STATED GOAL: Collect the lines of the entries where "true" shows up.

--------

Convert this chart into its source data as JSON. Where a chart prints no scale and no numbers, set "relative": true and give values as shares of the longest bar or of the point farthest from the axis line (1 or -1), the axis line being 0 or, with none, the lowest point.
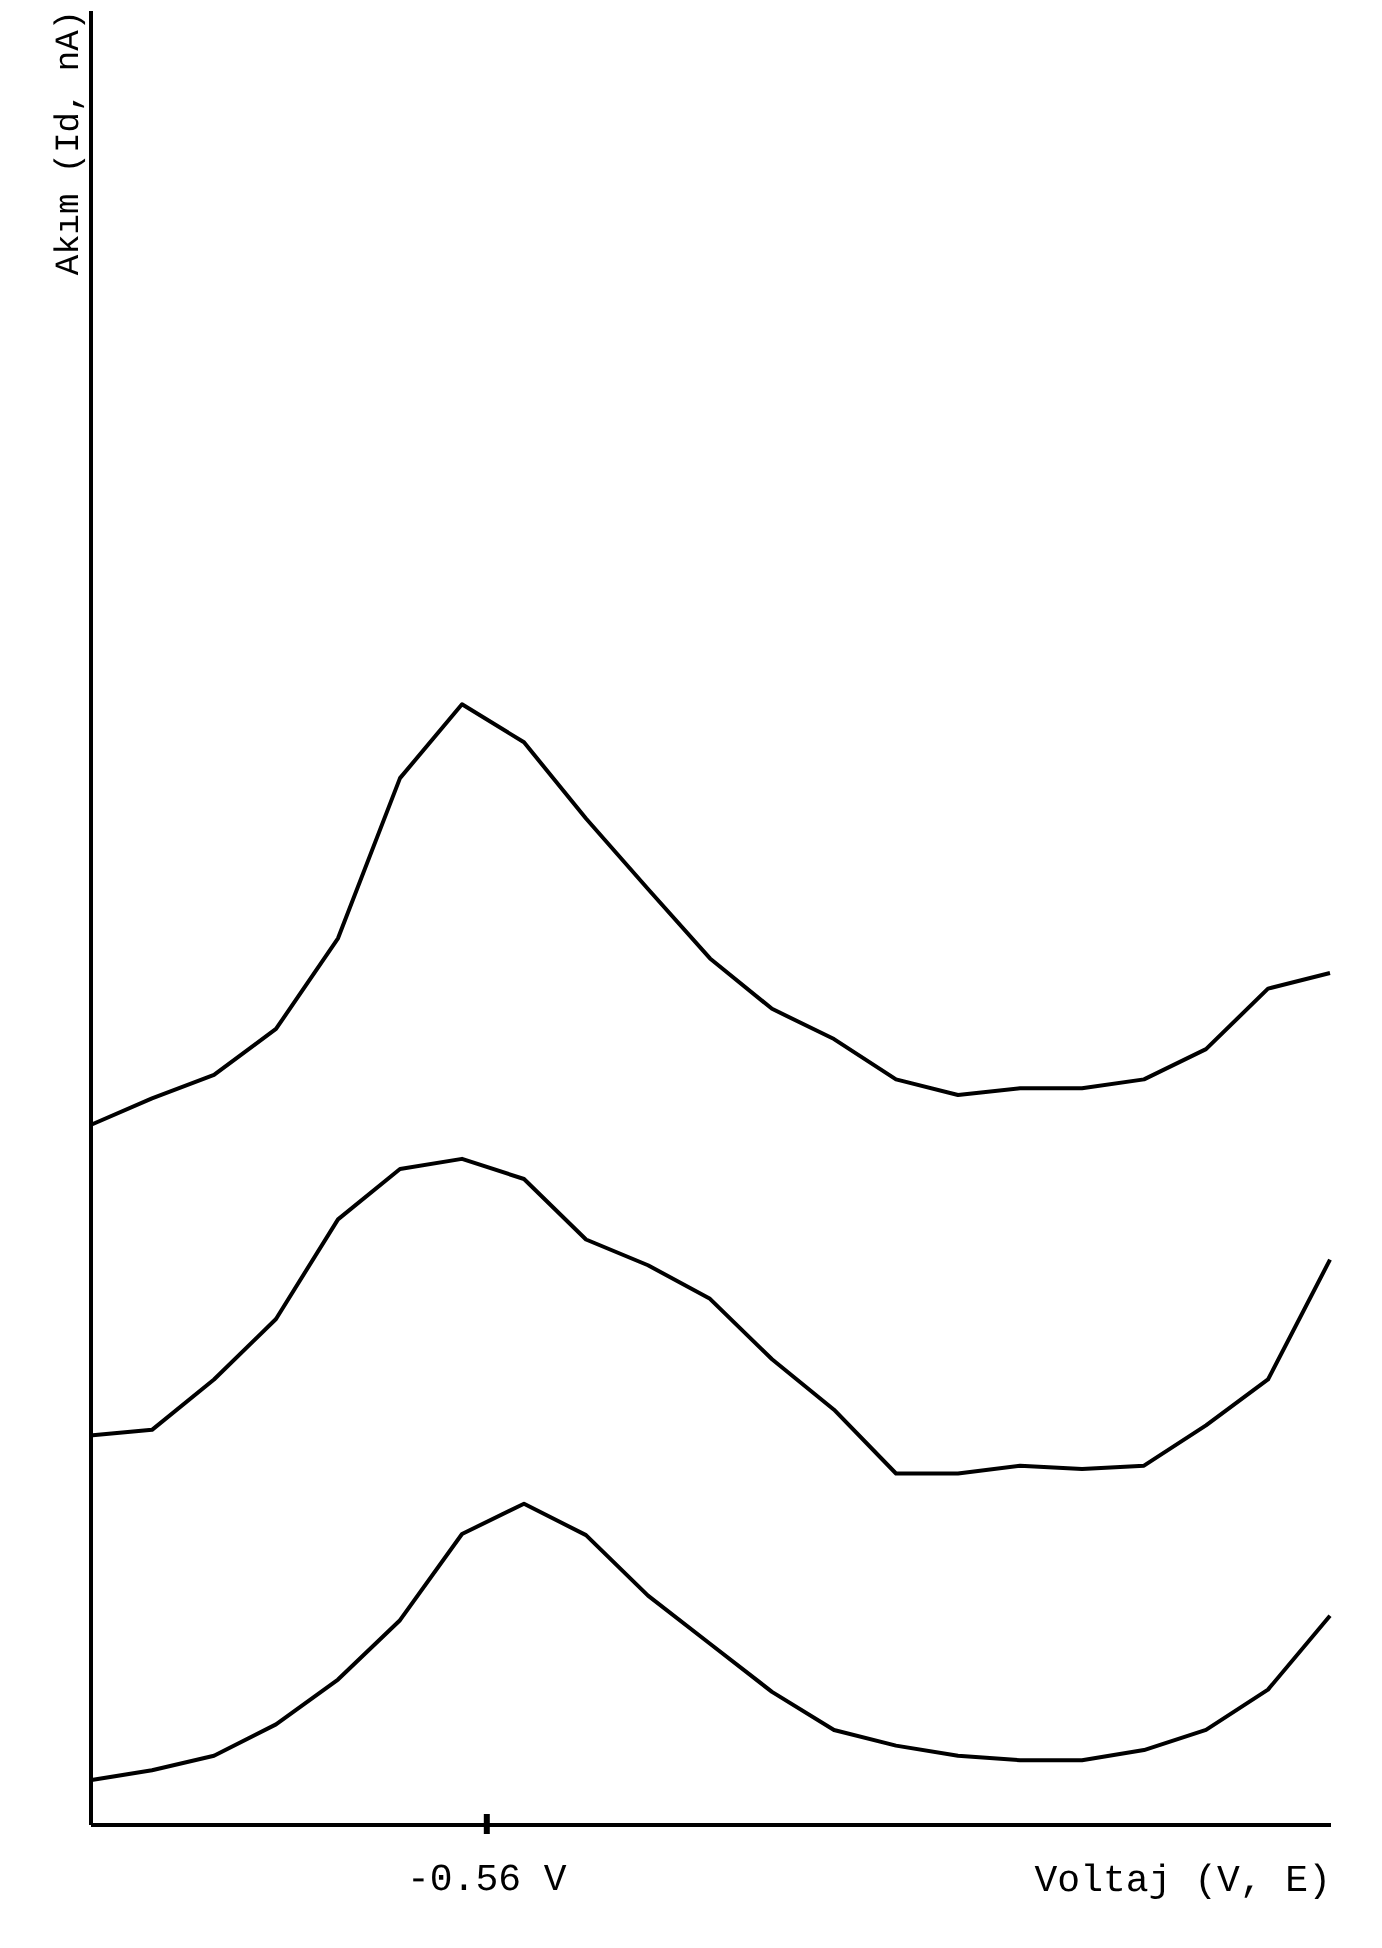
{
  "chart_data": {
    "type": "line",
    "relative": true,
    "xlabel": "Voltaj (V, E)",
    "categories": [
      null,
      null,
      null,
      null,
      null,
      null,
      null,
      null,
      null,
      null,
      null,
      null,
      null,
      null,
      null,
      null,
      null,
      null,
      null,
      null,
      null
    ],
    "series": [
      {
        "color": "#000000",
        "values": [
          0.624,
          0.648,
          0.669,
          0.71,
          0.791,
          0.934,
          1.0,
          0.966,
          0.898,
          0.835,
          0.773,
          0.728,
          0.701,
          0.665,
          0.651,
          0.657,
          0.657,
          0.665,
          0.692,
          0.746,
          0.76
        ]
      },
      {
        "color": "#000000",
        "values": [
          0.347,
          0.352,
          0.397,
          0.451,
          0.54,
          0.585,
          0.594,
          0.576,
          0.522,
          0.499,
          0.469,
          0.415,
          0.37,
          0.313,
          0.313,
          0.32,
          0.317,
          0.32,
          0.356,
          0.397,
          0.504
        ]
      },
      {
        "color": "#000000",
        "values": [
          0.039,
          0.048,
          0.061,
          0.089,
          0.129,
          0.182,
          0.259,
          0.286,
          0.258,
          0.204,
          0.161,
          0.118,
          0.084,
          0.07,
          0.061,
          0.057,
          0.057,
          0.066,
          0.084,
          0.12,
          0.186
        ]
      }
    ],
    "annotations": [
      "-0.56 V",
      "Akım (Id, nA)"
    ]
  }
}
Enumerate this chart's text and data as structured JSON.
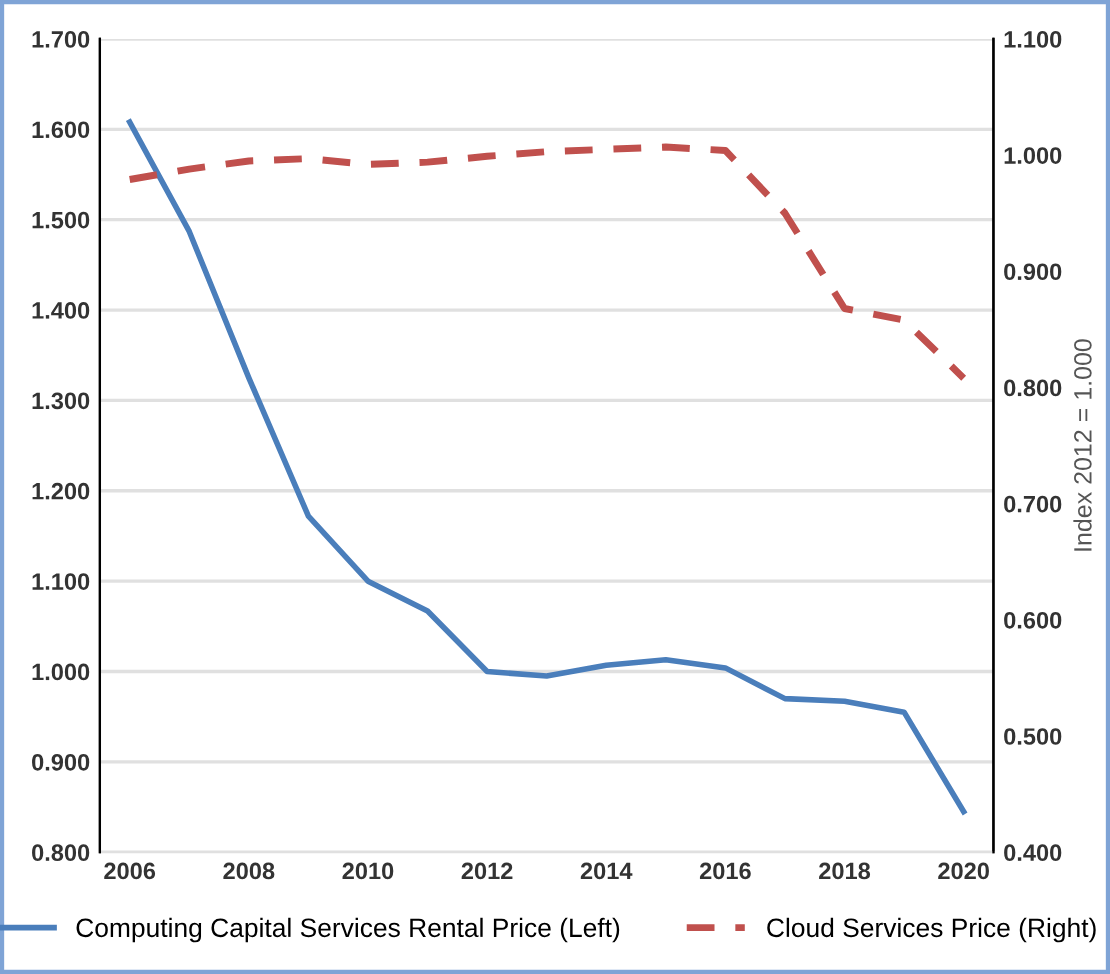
{
  "chart_data": {
    "type": "line",
    "x": [
      2006,
      2007,
      2008,
      2009,
      2010,
      2011,
      2012,
      2013,
      2014,
      2015,
      2016,
      2017,
      2018,
      2019,
      2020
    ],
    "series": [
      {
        "name": "Computing Capital Services Rental Price (Left)",
        "color": "#4a7ebb",
        "line_style": "solid",
        "values": [
          1.608,
          1.487,
          1.325,
          1.172,
          1.1,
          1.067,
          1.0,
          0.995,
          1.007,
          1.013,
          1.004,
          0.97,
          0.967,
          0.955,
          0.845
        ]
      },
      {
        "name": "Cloud Services Price (Right)",
        "color": "#c0504d",
        "line_style": "dashed",
        "axis": "y2",
        "values": [
          0.979,
          0.988,
          0.995,
          0.997,
          0.992,
          0.994,
          0.999,
          1.003,
          1.005,
          1.007,
          1.004,
          0.95,
          0.868,
          0.858,
          0.808
        ]
      }
    ],
    "xlim": [
      2005.5,
      2020.5
    ],
    "xticks": [
      2006,
      2008,
      2010,
      2012,
      2014,
      2016,
      2018,
      2020
    ],
    "ylim": [
      0.8,
      1.7
    ],
    "yticks": [
      {
        "value": 0.8,
        "label": "0.800"
      },
      {
        "value": 0.9,
        "label": "0.900"
      },
      {
        "value": 1.0,
        "label": "1.000"
      },
      {
        "value": 1.1,
        "label": "1.100"
      },
      {
        "value": 1.2,
        "label": "1.200"
      },
      {
        "value": 1.3,
        "label": "1.300"
      },
      {
        "value": 1.4,
        "label": "1.400"
      },
      {
        "value": 1.5,
        "label": "1.500"
      },
      {
        "value": 1.6,
        "label": "1.600"
      },
      {
        "value": 1.7,
        "label": "1.700"
      }
    ],
    "y2lim": [
      0.4,
      1.1
    ],
    "y2ticks": [
      {
        "value": 0.4,
        "label": "0.400"
      },
      {
        "value": 0.5,
        "label": "0.500"
      },
      {
        "value": 0.6,
        "label": "0.600"
      },
      {
        "value": 0.7,
        "label": "0.700"
      },
      {
        "value": 0.8,
        "label": "0.800"
      },
      {
        "value": 0.9,
        "label": "0.900"
      },
      {
        "value": 1.0,
        "label": "1.000"
      },
      {
        "value": 1.1,
        "label": "1.100"
      }
    ],
    "y2label": "Index 2012 = 1.000",
    "grid": "y",
    "legend": "bottom"
  }
}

--------

ANSWER TO THIS EXERCISE:
Convert this chart into its source data as JSON. Where a chart prints no scale and no numbers, set "relative": true and give values as shares of the longest bar or of the point farthest from the axis line (1 or -1), the axis line being 0 or, with none, the lowest point.
    "relative": true,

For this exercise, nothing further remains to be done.